-- What is required --
Reproduce the listing below verbatim, starting at its first line and ending with the line containing "activity-bar [1043, 720, 1058, 744]", inclusive.
** Start **
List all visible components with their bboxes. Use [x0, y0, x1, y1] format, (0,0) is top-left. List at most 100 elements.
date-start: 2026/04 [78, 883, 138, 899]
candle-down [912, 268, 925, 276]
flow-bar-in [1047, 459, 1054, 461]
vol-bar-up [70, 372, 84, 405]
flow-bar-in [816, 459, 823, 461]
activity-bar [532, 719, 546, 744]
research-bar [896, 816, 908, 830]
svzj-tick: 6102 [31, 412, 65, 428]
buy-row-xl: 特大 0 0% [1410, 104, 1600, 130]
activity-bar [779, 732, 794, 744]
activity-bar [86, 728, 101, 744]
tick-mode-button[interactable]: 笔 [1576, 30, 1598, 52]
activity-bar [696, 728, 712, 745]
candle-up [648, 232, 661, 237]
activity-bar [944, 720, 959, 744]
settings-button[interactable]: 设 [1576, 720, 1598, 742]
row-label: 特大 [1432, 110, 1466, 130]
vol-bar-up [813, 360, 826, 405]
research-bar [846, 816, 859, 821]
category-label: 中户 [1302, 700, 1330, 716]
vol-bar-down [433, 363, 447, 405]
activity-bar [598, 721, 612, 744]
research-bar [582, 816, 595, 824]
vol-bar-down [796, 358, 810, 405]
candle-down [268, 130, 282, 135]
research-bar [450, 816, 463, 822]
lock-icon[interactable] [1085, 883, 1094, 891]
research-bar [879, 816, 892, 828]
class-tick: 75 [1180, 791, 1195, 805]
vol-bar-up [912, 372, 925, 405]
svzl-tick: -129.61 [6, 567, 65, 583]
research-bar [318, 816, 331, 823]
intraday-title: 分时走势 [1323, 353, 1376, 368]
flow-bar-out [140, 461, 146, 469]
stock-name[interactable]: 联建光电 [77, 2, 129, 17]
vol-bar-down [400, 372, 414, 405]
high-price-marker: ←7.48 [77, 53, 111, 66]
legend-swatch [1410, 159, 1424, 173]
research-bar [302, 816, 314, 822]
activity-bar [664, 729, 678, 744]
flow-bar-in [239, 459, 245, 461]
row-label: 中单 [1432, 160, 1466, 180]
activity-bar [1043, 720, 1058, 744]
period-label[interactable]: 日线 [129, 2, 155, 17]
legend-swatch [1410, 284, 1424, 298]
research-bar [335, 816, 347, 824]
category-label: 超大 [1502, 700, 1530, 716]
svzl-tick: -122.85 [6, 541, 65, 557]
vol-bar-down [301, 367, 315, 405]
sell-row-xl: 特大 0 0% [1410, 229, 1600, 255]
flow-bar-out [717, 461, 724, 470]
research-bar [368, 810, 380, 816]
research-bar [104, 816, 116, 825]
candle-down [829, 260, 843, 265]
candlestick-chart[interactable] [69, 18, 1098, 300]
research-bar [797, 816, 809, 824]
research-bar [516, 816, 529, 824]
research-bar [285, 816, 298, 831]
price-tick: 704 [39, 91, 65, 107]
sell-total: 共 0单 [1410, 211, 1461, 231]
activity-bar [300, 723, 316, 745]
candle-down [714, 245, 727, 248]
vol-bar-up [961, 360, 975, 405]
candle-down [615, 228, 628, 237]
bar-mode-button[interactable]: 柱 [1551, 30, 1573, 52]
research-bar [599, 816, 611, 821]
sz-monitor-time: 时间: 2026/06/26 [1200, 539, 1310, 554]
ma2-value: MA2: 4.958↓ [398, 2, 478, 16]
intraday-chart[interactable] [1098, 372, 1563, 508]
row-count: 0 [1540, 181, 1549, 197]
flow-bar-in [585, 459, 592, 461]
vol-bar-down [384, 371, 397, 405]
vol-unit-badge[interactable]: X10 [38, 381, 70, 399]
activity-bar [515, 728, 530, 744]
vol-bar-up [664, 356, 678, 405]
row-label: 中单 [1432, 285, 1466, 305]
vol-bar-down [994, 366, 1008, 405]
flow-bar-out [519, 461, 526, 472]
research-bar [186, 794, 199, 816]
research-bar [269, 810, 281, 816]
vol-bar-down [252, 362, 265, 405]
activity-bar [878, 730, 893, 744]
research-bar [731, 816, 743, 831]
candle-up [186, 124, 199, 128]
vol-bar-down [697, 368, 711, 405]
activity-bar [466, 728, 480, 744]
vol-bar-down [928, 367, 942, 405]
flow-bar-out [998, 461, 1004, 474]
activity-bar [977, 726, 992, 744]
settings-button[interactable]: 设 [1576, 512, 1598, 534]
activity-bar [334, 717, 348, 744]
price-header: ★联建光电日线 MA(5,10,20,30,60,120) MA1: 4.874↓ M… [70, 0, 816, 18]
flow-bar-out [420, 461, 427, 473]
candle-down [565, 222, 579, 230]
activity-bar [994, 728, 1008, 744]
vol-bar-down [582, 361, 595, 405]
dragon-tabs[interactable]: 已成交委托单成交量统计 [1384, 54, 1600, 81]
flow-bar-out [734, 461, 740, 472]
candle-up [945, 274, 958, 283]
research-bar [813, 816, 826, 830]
** End **
-- Output for this task --
List all visible components with their bboxes. Use [x0, y0, x1, y1] format, (0,0) is top-left. List at most 100 elements.
date-start: 2026/04 [78, 883, 138, 899]
candle-down [912, 268, 925, 276]
flow-bar-in [1047, 459, 1054, 461]
vol-bar-up [70, 372, 84, 405]
flow-bar-in [816, 459, 823, 461]
activity-bar [532, 719, 546, 744]
research-bar [896, 816, 908, 830]
svzj-tick: 6102 [31, 412, 65, 428]
buy-row-xl: 特大 0 0% [1410, 104, 1600, 130]
activity-bar [779, 732, 794, 744]
activity-bar [86, 728, 101, 744]
tick-mode-button[interactable]: 笔 [1576, 30, 1598, 52]
activity-bar [696, 728, 712, 745]
candle-up [648, 232, 661, 237]
activity-bar [944, 720, 959, 744]
settings-button[interactable]: 设 [1576, 720, 1598, 742]
row-label: 特大 [1432, 110, 1466, 130]
vol-bar-up [813, 360, 826, 405]
research-bar [846, 816, 859, 821]
category-label: 中户 [1302, 700, 1330, 716]
vol-bar-down [433, 363, 447, 405]
activity-bar [598, 721, 612, 744]
research-bar [582, 816, 595, 824]
vol-bar-down [796, 358, 810, 405]
candle-down [268, 130, 282, 135]
research-bar [450, 816, 463, 822]
lock-icon[interactable] [1085, 883, 1094, 891]
research-bar [879, 816, 892, 828]
class-tick: 75 [1180, 791, 1195, 805]
vol-bar-up [912, 372, 925, 405]
svzl-tick: -129.61 [6, 567, 65, 583]
research-bar [318, 816, 331, 823]
intraday-title: 分时走势 [1323, 353, 1376, 368]
flow-bar-out [140, 461, 146, 469]
stock-name[interactable]: 联建光电 [77, 2, 129, 17]
vol-bar-down [400, 372, 414, 405]
high-price-marker: ←7.48 [77, 53, 111, 66]
legend-swatch [1410, 159, 1424, 173]
research-bar [302, 816, 314, 822]
activity-bar [664, 729, 678, 744]
flow-bar-in [239, 459, 245, 461]
row-label: 中单 [1432, 160, 1466, 180]
activity-bar [1043, 720, 1058, 744]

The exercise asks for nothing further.